▶ _Problem requirements_
Without omitting anything, return the records precisely as given.

(Records about charts and figures)
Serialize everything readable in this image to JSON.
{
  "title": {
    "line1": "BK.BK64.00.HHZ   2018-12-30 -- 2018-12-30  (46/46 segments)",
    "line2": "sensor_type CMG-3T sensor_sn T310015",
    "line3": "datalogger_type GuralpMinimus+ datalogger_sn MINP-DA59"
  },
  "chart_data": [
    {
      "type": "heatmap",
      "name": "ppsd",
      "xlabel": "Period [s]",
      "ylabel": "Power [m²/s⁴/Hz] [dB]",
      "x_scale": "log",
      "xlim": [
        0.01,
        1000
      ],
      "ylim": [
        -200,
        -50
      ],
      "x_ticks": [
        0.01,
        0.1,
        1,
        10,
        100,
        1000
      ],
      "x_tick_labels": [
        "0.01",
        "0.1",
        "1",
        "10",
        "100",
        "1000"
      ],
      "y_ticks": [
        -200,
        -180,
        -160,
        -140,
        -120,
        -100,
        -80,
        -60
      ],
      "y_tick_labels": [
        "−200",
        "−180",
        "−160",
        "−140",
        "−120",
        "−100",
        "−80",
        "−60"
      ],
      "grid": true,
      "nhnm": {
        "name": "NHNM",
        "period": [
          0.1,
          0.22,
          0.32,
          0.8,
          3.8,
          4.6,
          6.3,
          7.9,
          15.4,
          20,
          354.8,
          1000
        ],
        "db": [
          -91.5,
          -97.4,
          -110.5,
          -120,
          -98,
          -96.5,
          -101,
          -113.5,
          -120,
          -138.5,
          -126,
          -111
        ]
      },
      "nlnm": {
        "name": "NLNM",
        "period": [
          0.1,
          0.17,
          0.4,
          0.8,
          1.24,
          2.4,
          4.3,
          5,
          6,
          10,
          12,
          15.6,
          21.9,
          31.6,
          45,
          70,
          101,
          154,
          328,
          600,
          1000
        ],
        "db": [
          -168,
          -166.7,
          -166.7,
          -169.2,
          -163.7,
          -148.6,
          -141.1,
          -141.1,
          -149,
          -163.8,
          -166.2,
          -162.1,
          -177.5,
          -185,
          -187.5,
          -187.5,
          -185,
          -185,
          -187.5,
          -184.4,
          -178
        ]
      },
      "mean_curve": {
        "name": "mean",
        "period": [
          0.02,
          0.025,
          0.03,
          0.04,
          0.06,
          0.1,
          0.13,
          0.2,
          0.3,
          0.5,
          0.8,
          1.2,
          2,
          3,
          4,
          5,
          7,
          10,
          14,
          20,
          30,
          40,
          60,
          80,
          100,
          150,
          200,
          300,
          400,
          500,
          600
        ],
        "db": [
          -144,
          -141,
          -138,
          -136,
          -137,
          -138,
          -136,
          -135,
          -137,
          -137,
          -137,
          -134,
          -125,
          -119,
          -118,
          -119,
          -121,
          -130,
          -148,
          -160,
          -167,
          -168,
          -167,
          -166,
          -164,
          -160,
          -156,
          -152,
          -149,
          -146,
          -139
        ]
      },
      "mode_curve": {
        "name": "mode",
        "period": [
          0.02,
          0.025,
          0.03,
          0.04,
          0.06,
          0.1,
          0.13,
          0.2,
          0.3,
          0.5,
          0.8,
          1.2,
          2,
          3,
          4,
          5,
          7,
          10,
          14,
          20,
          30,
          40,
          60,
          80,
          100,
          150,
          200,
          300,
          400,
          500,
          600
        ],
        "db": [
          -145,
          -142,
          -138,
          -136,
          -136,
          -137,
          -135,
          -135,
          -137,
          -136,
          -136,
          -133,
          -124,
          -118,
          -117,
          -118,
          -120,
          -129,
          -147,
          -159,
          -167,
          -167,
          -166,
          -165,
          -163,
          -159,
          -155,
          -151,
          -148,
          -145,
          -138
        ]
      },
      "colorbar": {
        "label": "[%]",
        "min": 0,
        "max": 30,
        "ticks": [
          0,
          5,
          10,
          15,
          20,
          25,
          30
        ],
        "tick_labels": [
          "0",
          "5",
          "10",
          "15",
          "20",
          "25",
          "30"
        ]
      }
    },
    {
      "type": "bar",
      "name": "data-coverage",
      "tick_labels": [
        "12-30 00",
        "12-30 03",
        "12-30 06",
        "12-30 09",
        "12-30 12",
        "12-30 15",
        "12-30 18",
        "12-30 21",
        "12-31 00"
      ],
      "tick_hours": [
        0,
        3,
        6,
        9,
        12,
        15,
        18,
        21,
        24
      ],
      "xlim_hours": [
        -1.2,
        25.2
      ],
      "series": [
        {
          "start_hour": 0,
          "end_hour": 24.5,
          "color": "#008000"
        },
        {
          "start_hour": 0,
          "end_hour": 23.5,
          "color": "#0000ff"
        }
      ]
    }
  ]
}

▶ _Final answer_
Serialize everything readable in this image to JSON.
{
  "title": {
    "line1": "BK.BK64.00.HHZ   2018-12-30 -- 2018-12-30  (46/46 segments)",
    "line2": "sensor_type CMG-3T sensor_sn T310015",
    "line3": "datalogger_type GuralpMinimus+ datalogger_sn MINP-DA59"
  },
  "chart_data": [
    {
      "type": "heatmap",
      "name": "ppsd",
      "xlabel": "Period [s]",
      "ylabel": "Power [m²/s⁴/Hz] [dB]",
      "x_scale": "log",
      "xlim": [
        0.01,
        1000
      ],
      "ylim": [
        -200,
        -50
      ],
      "x_ticks": [
        0.01,
        0.1,
        1,
        10,
        100,
        1000
      ],
      "x_tick_labels": [
        "0.01",
        "0.1",
        "1",
        "10",
        "100",
        "1000"
      ],
      "y_ticks": [
        -200,
        -180,
        -160,
        -140,
        -120,
        -100,
        -80,
        -60
      ],
      "y_tick_labels": [
        "−200",
        "−180",
        "−160",
        "−140",
        "−120",
        "−100",
        "−80",
        "−60"
      ],
      "grid": true,
      "nhnm": {
        "name": "NHNM",
        "period": [
          0.1,
          0.22,
          0.32,
          0.8,
          3.8,
          4.6,
          6.3,
          7.9,
          15.4,
          20,
          354.8,
          1000
        ],
        "db": [
          -91.5,
          -97.4,
          -110.5,
          -120,
          -98,
          -96.5,
          -101,
          -113.5,
          -120,
          -138.5,
          -126,
          -111
        ]
      },
      "nlnm": {
        "name": "NLNM",
        "period": [
          0.1,
          0.17,
          0.4,
          0.8,
          1.24,
          2.4,
          4.3,
          5,
          6,
          10,
          12,
          15.6,
          21.9,
          31.6,
          45,
          70,
          101,
          154,
          328,
          600,
          1000
        ],
        "db": [
          -168,
          -166.7,
          -166.7,
          -169.2,
          -163.7,
          -148.6,
          -141.1,
          -141.1,
          -149,
          -163.8,
          -166.2,
          -162.1,
          -177.5,
          -185,
          -187.5,
          -187.5,
          -185,
          -185,
          -187.5,
          -184.4,
          -178
        ]
      },
      "mean_curve": {
        "name": "mean",
        "period": [
          0.02,
          0.025,
          0.03,
          0.04,
          0.06,
          0.1,
          0.13,
          0.2,
          0.3,
          0.5,
          0.8,
          1.2,
          2,
          3,
          4,
          5,
          7,
          10,
          14,
          20,
          30,
          40,
          60,
          80,
          100,
          150,
          200,
          300,
          400,
          500,
          600
        ],
        "db": [
          -144,
          -141,
          -138,
          -136,
          -137,
          -138,
          -136,
          -135,
          -137,
          -137,
          -137,
          -134,
          -125,
          -119,
          -118,
          -119,
          -121,
          -130,
          -148,
          -160,
          -167,
          -168,
          -167,
          -166,
          -164,
          -160,
          -156,
          -152,
          -149,
          -146,
          -139
        ]
      },
      "mode_curve": {
        "name": "mode",
        "period": [
          0.02,
          0.025,
          0.03,
          0.04,
          0.06,
          0.1,
          0.13,
          0.2,
          0.3,
          0.5,
          0.8,
          1.2,
          2,
          3,
          4,
          5,
          7,
          10,
          14,
          20,
          30,
          40,
          60,
          80,
          100,
          150,
          200,
          300,
          400,
          500,
          600
        ],
        "db": [
          -145,
          -142,
          -138,
          -136,
          -136,
          -137,
          -135,
          -135,
          -137,
          -136,
          -136,
          -133,
          -124,
          -118,
          -117,
          -118,
          -120,
          -129,
          -147,
          -159,
          -167,
          -167,
          -166,
          -165,
          -163,
          -159,
          -155,
          -151,
          -148,
          -145,
          -138
        ]
      },
      "colorbar": {
        "label": "[%]",
        "min": 0,
        "max": 30,
        "ticks": [
          0,
          5,
          10,
          15,
          20,
          25,
          30
        ],
        "tick_labels": [
          "0",
          "5",
          "10",
          "15",
          "20",
          "25",
          "30"
        ]
      }
    },
    {
      "type": "bar",
      "name": "data-coverage",
      "tick_labels": [
        "12-30 00",
        "12-30 03",
        "12-30 06",
        "12-30 09",
        "12-30 12",
        "12-30 15",
        "12-30 18",
        "12-30 21",
        "12-31 00"
      ],
      "tick_hours": [
        0,
        3,
        6,
        9,
        12,
        15,
        18,
        21,
        24
      ],
      "xlim_hours": [
        -1.2,
        25.2
      ],
      "series": [
        {
          "start_hour": 0,
          "end_hour": 24.5,
          "color": "#008000"
        },
        {
          "start_hour": 0,
          "end_hour": 23.5,
          "color": "#0000ff"
        }
      ]
    }
  ]
}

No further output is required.